Article:
Tezkire (), from Arabic tadhkirah meaning "something that causes one to remember" or "memorandum", is a form of bibliographical dictionary or bibliographical compendium which flourished in the 16th-century Ottoman Empire. The most known are the tezkires of poets, but they also dealt with government officials, and of artists in general. First seen in the early Arab literature before the 10th century, they came into the Persian literature and later into the Ottoman one.

One of the most famous tezkires in the Persian language is the Tazkirat al-Awliya of Fariduddin Attar. The most important tezkire in the Chagatai-Turkic is Majolis un-Nafois by Ali-Shir Nava'i.

Ottoman poetry tezkires
The tezkires of poets were written between the 16th and 20th centuries in the Anatolian area. They contain information on both poets and their poetic work,  and are written both in prose and verses making the tezkire genre unique. A valuable source of information for today's scholars, they also present a type of ego-document due to the combination of objective with subjective material. The bibliographical notices mention birthplace, family, teachers, profession, personal anecdotes, comments on personality or character, place and date of death, and quotations from poetry.

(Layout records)

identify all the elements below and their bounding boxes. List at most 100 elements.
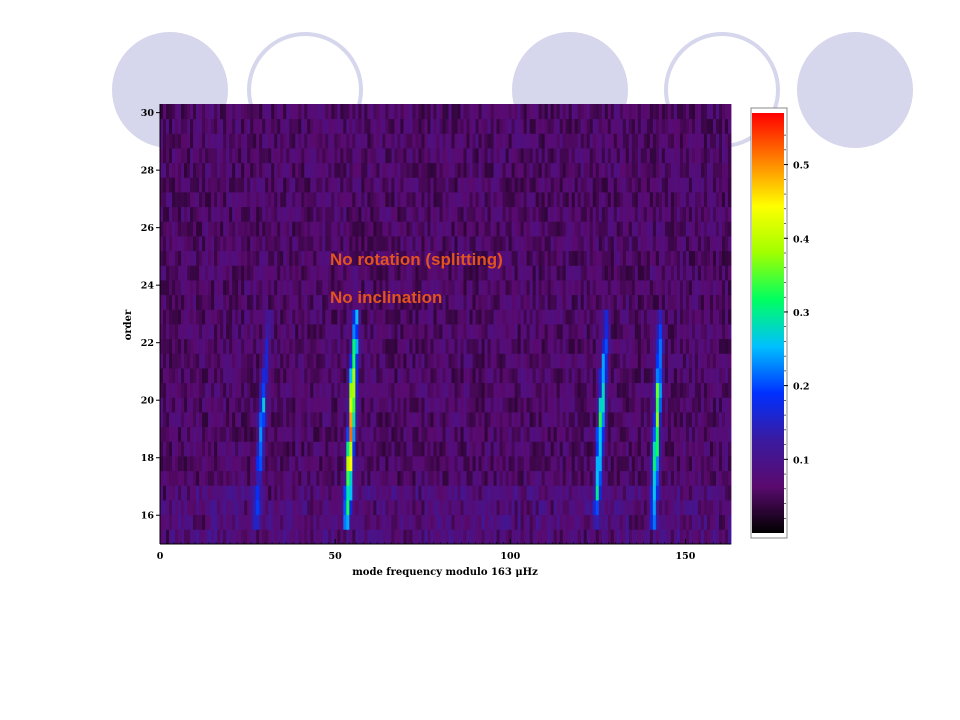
heatmap-cell: [364, 470, 368, 486]
heatmap-cell: [709, 485, 714, 501]
heatmap-cell: [565, 514, 570, 530]
heatmap-cell: [589, 426, 594, 442]
heatmap-cell: [295, 265, 299, 281]
heatmap-cell: [256, 514, 260, 530]
heatmap-cell: [331, 294, 335, 310]
heatmap-cell: [343, 397, 347, 413]
heatmap-cell: [709, 324, 714, 340]
heatmap-cell: [691, 368, 696, 384]
heatmap-cell: [601, 324, 606, 340]
heatmap-cell: [589, 192, 594, 208]
heatmap-cell: [400, 236, 404, 252]
heatmap-cell: [406, 338, 410, 354]
heatmap-cell: [667, 456, 672, 472]
heatmap-cell: [694, 206, 699, 222]
heatmap-cell: [628, 294, 633, 310]
heatmap-cell: [643, 368, 648, 384]
heatmap-cell: [490, 294, 494, 310]
heatmap-cell: [208, 529, 212, 545]
heatmap-cell: [421, 250, 425, 266]
heatmap-cell: [619, 514, 624, 530]
heatmap-cell: [271, 353, 275, 369]
heatmap-cell: [313, 514, 317, 530]
heatmap-cell: [214, 470, 218, 486]
heatmap-cell: [478, 441, 482, 457]
heatmap-cell: [712, 221, 717, 237]
heatmap-cell: [622, 162, 627, 178]
heatmap-cell: [289, 148, 293, 164]
heatmap-cell: [655, 221, 660, 237]
heatmap-cell: [619, 529, 624, 545]
heatmap-cell: [550, 500, 555, 516]
heatmap-cell: [436, 324, 440, 340]
heatmap-cell: [577, 162, 582, 178]
heatmap-cell: [400, 470, 404, 486]
heatmap-cell: [721, 397, 726, 413]
heatmap-cell: [469, 250, 473, 266]
heatmap-cell: [202, 441, 206, 457]
heatmap-cell: [679, 368, 684, 384]
heatmap-cell: [349, 206, 353, 222]
heatmap-cell: [268, 221, 272, 237]
heatmap-cell: [607, 412, 612, 428]
heatmap-cell: [328, 529, 332, 545]
heatmap-cell: [169, 500, 173, 516]
heatmap-cell: [229, 265, 233, 281]
heatmap-cell: [358, 426, 362, 442]
heatmap-cell: [388, 514, 392, 530]
heatmap-cell: [433, 485, 437, 501]
heatmap-cell: [355, 412, 359, 428]
heatmap-cell: [649, 162, 654, 178]
heatmap-cell: [565, 162, 570, 178]
heatmap-cell: [574, 338, 579, 354]
heatmap-cell: [292, 353, 296, 369]
heatmap-cell: [385, 177, 389, 193]
heatmap-cell: [457, 265, 461, 281]
heatmap-cell: [388, 221, 392, 237]
heatmap-cell: [448, 456, 452, 472]
heatmap-cell: [547, 309, 552, 325]
heatmap-cell: [346, 177, 350, 193]
heatmap-cell: [529, 397, 534, 413]
heatmap-cell: [505, 441, 510, 457]
heatmap-cell: [334, 397, 338, 413]
heatmap-cell: [343, 500, 347, 516]
heatmap-cell: [325, 294, 329, 310]
heatmap-cell: [580, 353, 585, 369]
heatmap-cell: [601, 485, 606, 501]
heatmap-cell: [280, 500, 284, 516]
heatmap-cell: [349, 177, 353, 193]
heatmap-cell: [334, 192, 338, 208]
heatmap-cell: [676, 500, 681, 516]
heatmap-cell: [526, 338, 531, 354]
heatmap-cell: [397, 236, 401, 252]
heatmap-cell: [322, 485, 326, 501]
heatmap-cell: [643, 250, 648, 266]
heatmap-cell: [160, 177, 164, 193]
heatmap-cell: [415, 353, 419, 369]
heatmap-cell: [646, 485, 651, 501]
heatmap-cell: [334, 162, 338, 178]
heatmap-cell: [724, 250, 729, 266]
heatmap-cell: [646, 353, 651, 369]
heatmap-cell: [388, 500, 392, 516]
heatmap-cell: [430, 206, 434, 222]
heatmap-cell: [178, 382, 182, 398]
heatmap-cell: [511, 368, 516, 384]
heatmap-cell: [553, 426, 558, 442]
heatmap-cell: [571, 382, 576, 398]
heatmap-cell: [670, 441, 675, 457]
heatmap-cell: [226, 177, 230, 193]
heatmap-cell: [289, 192, 293, 208]
heatmap-cell: [289, 250, 293, 266]
heatmap-cell: [700, 529, 705, 545]
heatmap-cell: [316, 397, 320, 413]
heatmap-cell: [577, 192, 582, 208]
heatmap-cell: [352, 294, 356, 310]
heatmap-cell: [727, 397, 732, 413]
heatmap-cell: [310, 236, 314, 252]
heatmap-cell: [412, 514, 416, 530]
heatmap-cell: [451, 470, 455, 486]
heatmap-cell: [646, 382, 651, 398]
heatmap-cell: [472, 397, 476, 413]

Required work:
A) According to the article on tezkires, what kinds of information do the bibliographical notices mention? List every one.
B) Continue the article on tezkires from its final sentence.

Outputs:
A)
- Birthplace
- Family
- Teachers
- Profession
- Personal anecdotes
- Comments on personality or character
- Place and date of death
- Quotations from poetry

B)
The first tezkire of Ottoman literature was named Heşt Behişt (Eight Springs). It was the work of Sehi Bey of Edirne (1471?-1548) and was completed in 1538. 2 other editions would follow until 1548. It narrated the work and life of 241 poets and was very well received and supported by the Ottoman high social circles.

A distinguished tezkire is the Tezkiretü'ş-Şuara (Memoirs of the Poets) of Latifî of Kastamonu (1491-1582), the second in chronology and is the one with most extant copies (91). It was finished and presented to Sultan Suleiman I in 1546. Another important one comes from Aşık Çelebi; Meşairü'ş-Şuara (Senses of Poets), published in 1568, covers the work and life of 427 poets. It is the 3rd in chronology, and the second by the number of extant copies (30). The 4th tezkire is the one from Ahdi of Baghdad, of Persian origin, and is named Gülşen-i Şuara (Rosebed of Poets). Unlike the previous three, it covered only author's time contemporary poets. It was finished in 1563, and was dedicated to Prince Selim, afterwards known as Sultan Selim II.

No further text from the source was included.